» OBJECTIVE: For every line in the data below that contains "Zero", copy the line.

» SUPPLIED MATERIAL:

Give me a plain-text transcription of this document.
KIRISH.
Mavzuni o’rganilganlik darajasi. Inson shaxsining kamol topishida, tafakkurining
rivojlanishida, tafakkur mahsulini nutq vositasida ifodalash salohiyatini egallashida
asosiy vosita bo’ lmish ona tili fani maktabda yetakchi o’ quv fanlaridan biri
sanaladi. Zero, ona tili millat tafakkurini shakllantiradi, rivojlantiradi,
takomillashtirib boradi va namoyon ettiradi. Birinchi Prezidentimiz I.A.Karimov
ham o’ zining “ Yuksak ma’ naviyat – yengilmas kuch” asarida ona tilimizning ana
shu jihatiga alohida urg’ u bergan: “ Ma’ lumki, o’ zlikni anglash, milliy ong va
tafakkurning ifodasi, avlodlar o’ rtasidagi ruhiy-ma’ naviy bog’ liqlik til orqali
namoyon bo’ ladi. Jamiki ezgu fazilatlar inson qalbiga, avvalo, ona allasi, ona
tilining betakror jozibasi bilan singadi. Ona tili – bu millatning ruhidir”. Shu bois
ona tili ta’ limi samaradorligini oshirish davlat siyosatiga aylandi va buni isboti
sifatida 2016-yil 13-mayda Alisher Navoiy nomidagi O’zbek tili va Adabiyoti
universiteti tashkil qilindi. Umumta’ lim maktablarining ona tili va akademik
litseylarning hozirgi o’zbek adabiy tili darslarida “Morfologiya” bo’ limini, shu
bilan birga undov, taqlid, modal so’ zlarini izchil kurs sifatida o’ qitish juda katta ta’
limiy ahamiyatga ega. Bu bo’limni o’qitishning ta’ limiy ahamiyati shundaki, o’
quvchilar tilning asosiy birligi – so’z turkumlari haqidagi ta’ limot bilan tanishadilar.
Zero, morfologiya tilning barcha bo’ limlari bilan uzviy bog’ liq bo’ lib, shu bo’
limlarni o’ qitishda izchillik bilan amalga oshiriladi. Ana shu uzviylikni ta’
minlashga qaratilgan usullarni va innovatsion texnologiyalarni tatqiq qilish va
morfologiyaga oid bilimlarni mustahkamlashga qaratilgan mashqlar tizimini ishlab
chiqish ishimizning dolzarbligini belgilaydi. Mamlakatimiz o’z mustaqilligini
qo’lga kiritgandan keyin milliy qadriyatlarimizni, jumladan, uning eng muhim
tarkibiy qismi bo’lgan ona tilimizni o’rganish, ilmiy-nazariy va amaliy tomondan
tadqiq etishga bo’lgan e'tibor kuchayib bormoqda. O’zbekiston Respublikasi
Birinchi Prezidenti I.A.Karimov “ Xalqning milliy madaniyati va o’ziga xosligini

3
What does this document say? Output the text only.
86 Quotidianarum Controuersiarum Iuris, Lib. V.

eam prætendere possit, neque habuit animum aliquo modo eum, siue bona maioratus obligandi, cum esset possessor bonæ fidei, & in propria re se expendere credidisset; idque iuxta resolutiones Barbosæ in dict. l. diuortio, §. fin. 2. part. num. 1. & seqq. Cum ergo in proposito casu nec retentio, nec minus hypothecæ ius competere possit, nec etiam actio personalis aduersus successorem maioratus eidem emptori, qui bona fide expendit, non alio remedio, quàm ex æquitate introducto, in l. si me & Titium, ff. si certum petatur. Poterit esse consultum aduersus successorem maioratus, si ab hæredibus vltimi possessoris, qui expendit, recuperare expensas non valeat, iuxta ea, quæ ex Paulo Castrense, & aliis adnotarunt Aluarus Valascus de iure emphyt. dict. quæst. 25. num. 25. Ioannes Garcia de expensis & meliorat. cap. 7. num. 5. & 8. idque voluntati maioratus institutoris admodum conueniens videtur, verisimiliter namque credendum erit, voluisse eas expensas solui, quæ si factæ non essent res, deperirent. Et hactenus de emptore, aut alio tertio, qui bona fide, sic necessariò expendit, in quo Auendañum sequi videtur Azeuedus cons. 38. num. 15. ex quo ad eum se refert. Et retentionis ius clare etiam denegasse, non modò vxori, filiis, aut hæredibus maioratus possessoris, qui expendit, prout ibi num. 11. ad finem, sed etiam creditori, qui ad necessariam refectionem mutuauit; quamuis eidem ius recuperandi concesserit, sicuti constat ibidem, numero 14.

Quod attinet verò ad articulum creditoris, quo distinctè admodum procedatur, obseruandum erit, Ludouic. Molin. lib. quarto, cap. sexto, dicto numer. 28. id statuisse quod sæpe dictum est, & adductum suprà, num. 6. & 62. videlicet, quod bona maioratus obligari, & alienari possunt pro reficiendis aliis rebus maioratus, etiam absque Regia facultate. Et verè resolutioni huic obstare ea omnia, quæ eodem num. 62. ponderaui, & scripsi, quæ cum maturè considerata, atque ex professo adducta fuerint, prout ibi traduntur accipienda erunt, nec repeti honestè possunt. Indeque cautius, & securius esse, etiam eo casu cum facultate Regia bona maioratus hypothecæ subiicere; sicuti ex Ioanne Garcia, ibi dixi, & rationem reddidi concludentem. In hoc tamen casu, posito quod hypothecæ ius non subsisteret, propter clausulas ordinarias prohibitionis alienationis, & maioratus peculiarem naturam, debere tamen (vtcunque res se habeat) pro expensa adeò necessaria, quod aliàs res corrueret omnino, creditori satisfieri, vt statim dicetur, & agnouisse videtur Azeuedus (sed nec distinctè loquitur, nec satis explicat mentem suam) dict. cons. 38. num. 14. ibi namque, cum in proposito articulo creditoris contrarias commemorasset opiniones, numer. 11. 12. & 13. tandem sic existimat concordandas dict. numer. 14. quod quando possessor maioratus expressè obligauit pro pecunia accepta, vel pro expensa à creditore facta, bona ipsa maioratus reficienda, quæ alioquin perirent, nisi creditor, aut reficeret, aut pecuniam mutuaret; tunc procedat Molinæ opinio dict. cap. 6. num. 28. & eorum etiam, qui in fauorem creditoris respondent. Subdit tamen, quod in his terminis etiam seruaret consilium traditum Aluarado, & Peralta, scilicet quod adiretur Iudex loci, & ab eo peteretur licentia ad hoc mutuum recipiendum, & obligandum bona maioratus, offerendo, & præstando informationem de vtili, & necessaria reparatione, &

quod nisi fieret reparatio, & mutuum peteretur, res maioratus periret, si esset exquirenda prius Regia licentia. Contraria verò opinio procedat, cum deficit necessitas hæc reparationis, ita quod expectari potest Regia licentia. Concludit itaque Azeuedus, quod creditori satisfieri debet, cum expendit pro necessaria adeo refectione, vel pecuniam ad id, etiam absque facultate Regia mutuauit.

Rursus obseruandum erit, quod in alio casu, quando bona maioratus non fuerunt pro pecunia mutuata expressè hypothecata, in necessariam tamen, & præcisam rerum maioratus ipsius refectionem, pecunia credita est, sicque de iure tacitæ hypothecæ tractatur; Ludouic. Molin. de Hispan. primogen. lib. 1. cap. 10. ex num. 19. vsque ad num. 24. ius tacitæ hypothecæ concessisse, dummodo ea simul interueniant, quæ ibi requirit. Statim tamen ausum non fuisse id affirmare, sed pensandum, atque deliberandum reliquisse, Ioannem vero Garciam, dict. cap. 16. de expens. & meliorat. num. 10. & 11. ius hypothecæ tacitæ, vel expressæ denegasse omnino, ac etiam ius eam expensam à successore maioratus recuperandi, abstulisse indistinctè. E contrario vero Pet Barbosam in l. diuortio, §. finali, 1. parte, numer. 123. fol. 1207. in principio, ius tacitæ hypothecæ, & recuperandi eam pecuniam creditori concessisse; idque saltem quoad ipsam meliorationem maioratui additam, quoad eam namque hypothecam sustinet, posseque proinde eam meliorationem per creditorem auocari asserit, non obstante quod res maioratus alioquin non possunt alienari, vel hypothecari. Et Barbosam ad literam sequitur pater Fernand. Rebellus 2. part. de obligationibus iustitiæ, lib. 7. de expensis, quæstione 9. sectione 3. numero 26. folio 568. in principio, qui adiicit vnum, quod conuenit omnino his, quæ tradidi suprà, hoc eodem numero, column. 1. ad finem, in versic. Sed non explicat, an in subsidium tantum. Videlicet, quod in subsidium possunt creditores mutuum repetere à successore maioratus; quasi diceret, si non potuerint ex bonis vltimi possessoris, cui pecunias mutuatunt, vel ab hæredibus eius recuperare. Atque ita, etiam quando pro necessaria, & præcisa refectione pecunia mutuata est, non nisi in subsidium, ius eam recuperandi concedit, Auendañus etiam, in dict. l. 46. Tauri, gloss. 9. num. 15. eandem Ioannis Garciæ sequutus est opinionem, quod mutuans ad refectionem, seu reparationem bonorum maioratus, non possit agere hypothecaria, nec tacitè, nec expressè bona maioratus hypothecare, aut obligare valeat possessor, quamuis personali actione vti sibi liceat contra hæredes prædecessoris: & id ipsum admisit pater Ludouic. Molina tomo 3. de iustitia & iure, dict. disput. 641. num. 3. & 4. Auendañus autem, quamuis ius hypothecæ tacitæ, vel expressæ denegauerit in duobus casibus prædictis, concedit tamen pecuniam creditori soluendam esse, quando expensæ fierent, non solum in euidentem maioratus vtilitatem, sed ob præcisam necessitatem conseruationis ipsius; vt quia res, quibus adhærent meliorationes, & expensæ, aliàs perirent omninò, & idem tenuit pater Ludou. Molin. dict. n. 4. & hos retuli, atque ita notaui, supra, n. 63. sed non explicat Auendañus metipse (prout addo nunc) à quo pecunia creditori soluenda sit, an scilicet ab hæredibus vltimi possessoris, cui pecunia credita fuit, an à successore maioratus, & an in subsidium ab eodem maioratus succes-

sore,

» THE REPLY:
sanaladi. Zero, ona tili millat tafakkurini shakllantiradi, rivojlantiradi,
Zero, morfologiya tilning barcha bo’ limlari bilan uzviy bog’ liq bo’ lib, shu bo’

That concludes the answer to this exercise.